Required tasks:
1/ Transcribe the passage of the Brazilian macrofungi study summary from "Purpose of the" to "autonomous species recognition.".
2/ Carry on the Brazilian macrofungi study summary, starting right after its final line.

Passage to read:
******************************

Purpose of the Study:

  • To develop a comprehensive, expert-curated database of Brazilian macrofungi with extensive photographic data.
  • To train and validate convolutional neural networks (CNNs) for automated macrofungal species identification.
  • To create a user-friendly mobile application for image-based macrofungal identification, promoting public engagement and data collection.

Main Methods:

  • Compilation of a meticulously structured database of macrofungi from Brazil, including over 13,894 photographs of 505 species.
  • Training and validation of convolutional neural networks (CNNs) using the curated image database for autonomous species recognition.
  • Development of a mobile application with an advanced user interface for image acquisition and AI-driven identification suggestions.

Main Results:

  • Successful creation of a large-scale, expert-verified database of Brazilian macrofungi.

******************************

Extracted data:
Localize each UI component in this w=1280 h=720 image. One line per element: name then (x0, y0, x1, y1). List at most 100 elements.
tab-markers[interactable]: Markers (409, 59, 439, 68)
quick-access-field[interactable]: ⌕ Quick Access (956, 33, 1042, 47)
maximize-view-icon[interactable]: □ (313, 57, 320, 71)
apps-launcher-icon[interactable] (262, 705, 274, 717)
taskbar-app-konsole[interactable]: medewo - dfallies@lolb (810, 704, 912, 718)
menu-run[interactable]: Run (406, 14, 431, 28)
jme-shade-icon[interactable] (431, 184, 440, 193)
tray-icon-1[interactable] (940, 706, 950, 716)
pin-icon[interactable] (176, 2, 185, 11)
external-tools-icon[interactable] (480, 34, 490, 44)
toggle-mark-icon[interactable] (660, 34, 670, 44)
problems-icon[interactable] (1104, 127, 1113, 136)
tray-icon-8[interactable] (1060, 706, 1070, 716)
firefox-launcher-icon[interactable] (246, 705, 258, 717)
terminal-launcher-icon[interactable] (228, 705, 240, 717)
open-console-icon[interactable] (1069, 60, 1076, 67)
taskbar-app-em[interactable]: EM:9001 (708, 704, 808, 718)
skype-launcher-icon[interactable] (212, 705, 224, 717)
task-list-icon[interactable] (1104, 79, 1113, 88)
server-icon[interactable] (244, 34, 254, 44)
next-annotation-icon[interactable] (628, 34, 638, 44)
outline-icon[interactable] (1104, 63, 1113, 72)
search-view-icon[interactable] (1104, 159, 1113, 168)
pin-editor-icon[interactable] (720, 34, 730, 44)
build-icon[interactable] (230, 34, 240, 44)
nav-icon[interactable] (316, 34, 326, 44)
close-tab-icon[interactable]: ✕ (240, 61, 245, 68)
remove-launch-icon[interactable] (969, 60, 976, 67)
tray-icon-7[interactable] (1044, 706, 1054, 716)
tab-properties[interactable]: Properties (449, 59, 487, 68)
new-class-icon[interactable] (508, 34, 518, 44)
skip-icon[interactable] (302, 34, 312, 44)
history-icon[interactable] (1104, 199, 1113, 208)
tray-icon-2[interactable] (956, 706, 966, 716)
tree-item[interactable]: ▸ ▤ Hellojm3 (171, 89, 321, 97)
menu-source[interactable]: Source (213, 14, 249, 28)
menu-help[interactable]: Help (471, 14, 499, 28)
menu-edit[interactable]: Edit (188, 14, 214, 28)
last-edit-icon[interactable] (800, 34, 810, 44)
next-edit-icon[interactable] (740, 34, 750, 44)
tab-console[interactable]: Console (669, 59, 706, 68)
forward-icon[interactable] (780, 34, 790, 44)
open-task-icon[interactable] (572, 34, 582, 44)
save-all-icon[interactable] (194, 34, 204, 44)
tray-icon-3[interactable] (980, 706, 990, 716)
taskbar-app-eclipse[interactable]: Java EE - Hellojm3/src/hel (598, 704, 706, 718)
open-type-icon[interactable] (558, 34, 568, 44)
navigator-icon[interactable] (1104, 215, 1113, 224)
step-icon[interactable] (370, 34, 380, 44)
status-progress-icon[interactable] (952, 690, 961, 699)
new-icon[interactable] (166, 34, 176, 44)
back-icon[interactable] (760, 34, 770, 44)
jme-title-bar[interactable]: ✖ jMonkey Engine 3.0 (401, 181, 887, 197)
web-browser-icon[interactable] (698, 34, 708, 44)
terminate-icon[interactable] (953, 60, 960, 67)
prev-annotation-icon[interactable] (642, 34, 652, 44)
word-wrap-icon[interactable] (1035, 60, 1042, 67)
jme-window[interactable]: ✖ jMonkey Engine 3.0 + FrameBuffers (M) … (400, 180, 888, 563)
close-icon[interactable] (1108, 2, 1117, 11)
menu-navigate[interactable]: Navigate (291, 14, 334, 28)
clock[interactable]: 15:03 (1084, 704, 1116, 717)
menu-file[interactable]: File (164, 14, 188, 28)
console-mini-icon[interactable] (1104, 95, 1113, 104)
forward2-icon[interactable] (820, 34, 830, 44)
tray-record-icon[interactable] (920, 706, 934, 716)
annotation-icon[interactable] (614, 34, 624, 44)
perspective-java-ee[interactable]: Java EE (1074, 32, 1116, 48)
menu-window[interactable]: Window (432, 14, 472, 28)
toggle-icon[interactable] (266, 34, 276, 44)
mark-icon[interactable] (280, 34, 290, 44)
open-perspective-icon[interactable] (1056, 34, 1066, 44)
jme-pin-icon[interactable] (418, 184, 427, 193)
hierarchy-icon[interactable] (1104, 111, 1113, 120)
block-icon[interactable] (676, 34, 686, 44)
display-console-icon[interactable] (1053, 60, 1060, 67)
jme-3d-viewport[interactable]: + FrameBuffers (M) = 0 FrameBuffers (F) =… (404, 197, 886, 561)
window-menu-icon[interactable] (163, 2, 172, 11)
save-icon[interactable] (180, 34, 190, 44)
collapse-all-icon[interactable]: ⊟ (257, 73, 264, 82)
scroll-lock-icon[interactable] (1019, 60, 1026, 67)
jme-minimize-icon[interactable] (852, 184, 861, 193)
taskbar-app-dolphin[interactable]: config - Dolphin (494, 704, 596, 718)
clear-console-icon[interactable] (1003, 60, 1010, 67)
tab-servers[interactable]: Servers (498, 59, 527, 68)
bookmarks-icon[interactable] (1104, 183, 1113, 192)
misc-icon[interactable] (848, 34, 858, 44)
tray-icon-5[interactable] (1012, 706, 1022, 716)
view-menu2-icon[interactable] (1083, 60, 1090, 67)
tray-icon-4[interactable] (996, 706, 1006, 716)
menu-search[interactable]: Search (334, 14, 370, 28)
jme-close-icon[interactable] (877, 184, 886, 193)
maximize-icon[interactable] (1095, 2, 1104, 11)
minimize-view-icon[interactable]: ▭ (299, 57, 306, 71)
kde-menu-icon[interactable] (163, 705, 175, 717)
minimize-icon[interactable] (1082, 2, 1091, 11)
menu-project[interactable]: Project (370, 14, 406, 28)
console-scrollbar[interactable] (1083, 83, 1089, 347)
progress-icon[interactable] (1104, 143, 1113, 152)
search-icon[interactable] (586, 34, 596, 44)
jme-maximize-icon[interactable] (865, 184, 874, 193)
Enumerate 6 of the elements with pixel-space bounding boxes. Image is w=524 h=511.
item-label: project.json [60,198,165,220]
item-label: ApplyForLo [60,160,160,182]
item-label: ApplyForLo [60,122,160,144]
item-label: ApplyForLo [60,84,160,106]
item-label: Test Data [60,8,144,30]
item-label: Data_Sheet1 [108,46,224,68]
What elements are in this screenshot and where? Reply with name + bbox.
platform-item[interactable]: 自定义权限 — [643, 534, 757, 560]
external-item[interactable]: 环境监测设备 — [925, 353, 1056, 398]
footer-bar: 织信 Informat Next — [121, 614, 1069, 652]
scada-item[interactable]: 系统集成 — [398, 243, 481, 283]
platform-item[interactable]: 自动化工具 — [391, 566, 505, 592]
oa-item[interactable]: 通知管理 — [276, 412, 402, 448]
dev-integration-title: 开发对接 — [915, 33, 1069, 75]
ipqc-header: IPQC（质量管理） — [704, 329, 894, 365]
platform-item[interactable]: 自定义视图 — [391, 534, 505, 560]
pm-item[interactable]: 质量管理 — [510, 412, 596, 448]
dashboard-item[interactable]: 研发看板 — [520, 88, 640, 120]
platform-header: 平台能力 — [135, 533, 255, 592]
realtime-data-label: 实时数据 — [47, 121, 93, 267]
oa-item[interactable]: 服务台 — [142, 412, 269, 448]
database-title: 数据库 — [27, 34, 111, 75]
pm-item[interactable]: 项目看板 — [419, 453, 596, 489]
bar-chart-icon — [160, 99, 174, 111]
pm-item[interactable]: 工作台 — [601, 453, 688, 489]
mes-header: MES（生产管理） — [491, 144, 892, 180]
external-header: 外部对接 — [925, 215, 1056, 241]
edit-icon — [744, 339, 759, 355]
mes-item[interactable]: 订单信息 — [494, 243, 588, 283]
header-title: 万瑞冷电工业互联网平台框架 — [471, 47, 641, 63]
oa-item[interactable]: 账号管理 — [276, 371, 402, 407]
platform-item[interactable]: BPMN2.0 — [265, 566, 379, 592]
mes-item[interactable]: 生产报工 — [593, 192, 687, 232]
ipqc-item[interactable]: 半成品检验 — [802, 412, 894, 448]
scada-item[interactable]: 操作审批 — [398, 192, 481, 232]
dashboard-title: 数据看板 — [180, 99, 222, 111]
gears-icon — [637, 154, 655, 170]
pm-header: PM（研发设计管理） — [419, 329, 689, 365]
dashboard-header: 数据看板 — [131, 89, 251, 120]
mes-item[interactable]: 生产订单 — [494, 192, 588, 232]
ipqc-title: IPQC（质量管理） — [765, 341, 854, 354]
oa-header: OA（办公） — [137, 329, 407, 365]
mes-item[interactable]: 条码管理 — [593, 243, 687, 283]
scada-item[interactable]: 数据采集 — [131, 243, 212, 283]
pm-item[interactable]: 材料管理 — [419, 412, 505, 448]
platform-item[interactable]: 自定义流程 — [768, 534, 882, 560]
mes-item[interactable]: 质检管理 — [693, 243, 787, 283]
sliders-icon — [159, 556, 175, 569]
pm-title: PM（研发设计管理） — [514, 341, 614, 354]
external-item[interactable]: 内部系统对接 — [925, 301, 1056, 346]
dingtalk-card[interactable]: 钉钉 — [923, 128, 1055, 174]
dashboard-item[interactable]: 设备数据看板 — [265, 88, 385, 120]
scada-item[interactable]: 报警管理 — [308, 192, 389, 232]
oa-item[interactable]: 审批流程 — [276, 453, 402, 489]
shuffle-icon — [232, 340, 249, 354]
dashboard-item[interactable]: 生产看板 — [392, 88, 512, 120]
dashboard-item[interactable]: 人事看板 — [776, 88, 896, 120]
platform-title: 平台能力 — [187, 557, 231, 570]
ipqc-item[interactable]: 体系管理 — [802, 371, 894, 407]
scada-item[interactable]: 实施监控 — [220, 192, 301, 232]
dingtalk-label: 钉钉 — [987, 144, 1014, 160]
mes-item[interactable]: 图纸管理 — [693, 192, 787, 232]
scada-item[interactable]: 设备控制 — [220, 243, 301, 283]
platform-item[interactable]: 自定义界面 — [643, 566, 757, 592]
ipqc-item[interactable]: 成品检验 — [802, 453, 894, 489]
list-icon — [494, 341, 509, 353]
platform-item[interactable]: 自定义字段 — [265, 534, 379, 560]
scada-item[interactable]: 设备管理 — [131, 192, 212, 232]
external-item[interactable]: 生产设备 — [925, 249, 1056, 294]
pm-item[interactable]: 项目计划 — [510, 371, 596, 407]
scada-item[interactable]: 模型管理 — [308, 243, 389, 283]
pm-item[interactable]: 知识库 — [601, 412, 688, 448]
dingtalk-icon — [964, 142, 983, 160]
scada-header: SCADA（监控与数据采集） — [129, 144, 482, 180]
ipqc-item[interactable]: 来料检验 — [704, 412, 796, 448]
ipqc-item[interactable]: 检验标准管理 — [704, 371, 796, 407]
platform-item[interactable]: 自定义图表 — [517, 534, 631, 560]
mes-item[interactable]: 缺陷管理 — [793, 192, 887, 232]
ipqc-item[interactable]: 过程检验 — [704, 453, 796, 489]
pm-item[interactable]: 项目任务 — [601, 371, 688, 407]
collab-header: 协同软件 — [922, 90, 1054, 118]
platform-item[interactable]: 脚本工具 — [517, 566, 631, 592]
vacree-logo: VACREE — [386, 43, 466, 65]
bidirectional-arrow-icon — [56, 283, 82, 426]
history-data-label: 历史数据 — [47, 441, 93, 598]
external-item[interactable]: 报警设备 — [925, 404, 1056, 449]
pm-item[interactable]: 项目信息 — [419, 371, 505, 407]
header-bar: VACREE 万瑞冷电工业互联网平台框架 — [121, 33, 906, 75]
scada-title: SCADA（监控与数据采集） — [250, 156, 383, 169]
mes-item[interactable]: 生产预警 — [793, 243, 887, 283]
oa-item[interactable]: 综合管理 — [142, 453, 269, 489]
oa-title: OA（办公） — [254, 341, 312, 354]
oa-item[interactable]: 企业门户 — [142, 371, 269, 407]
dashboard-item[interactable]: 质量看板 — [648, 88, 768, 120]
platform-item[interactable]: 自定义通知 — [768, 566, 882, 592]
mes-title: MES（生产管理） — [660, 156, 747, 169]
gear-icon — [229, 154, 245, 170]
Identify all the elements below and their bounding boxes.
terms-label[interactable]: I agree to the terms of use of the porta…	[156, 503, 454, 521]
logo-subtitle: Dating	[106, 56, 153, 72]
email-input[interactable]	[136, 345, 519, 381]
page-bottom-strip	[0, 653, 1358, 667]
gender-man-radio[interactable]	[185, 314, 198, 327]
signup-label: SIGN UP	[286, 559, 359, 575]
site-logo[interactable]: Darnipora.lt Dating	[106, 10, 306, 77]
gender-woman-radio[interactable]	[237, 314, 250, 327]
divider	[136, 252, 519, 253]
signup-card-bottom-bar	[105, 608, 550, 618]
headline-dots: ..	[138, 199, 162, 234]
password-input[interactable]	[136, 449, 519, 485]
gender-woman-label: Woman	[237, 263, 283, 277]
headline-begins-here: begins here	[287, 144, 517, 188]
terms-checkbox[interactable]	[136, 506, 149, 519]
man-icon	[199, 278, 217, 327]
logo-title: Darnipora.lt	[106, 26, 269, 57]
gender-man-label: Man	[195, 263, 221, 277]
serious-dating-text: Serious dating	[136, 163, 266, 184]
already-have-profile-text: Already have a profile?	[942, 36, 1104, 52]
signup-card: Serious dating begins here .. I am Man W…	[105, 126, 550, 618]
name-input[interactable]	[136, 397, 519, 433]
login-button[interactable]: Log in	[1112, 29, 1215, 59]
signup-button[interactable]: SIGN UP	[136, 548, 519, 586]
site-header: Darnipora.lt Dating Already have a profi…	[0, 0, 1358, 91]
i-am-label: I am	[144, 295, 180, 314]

******************************

Written responses:
1/
Purpose of the Study:

  • To develop a comprehensive, expert-curated database of Brazilian macrofungi with extensive photographic data.
  • To train and validate convolutional neural networks (CNNs) for automated macrofungal species identification.
  • To create a user-friendly mobile application for image-based macrofungal identification, promoting public engagement and data collection.

Main Methods:

  • Compilation of a meticulously structured database of macrofungi from Brazil, including over 13,894 photographs of 505 species.
  • Training and validation of convolutional neural networks (CNNs) using the curated image database for autonomous species recognition.

2/
  • Demonstrated capability of trained CNNs to autonomously identify macrofungal species from images.
  • Development of a functional mobile application prototype for public use.

Conclusions:

  • The developed database and CNN models provide a powerful tool for macrofungal identification in Brazil.
  • The mobile application democratizes access to knowledge about Brazilian fungi, fostering public engagement and citizen science.
  • This technology supports enhanced biodiversity monitoring and conservation efforts for Brazilian macrofungi.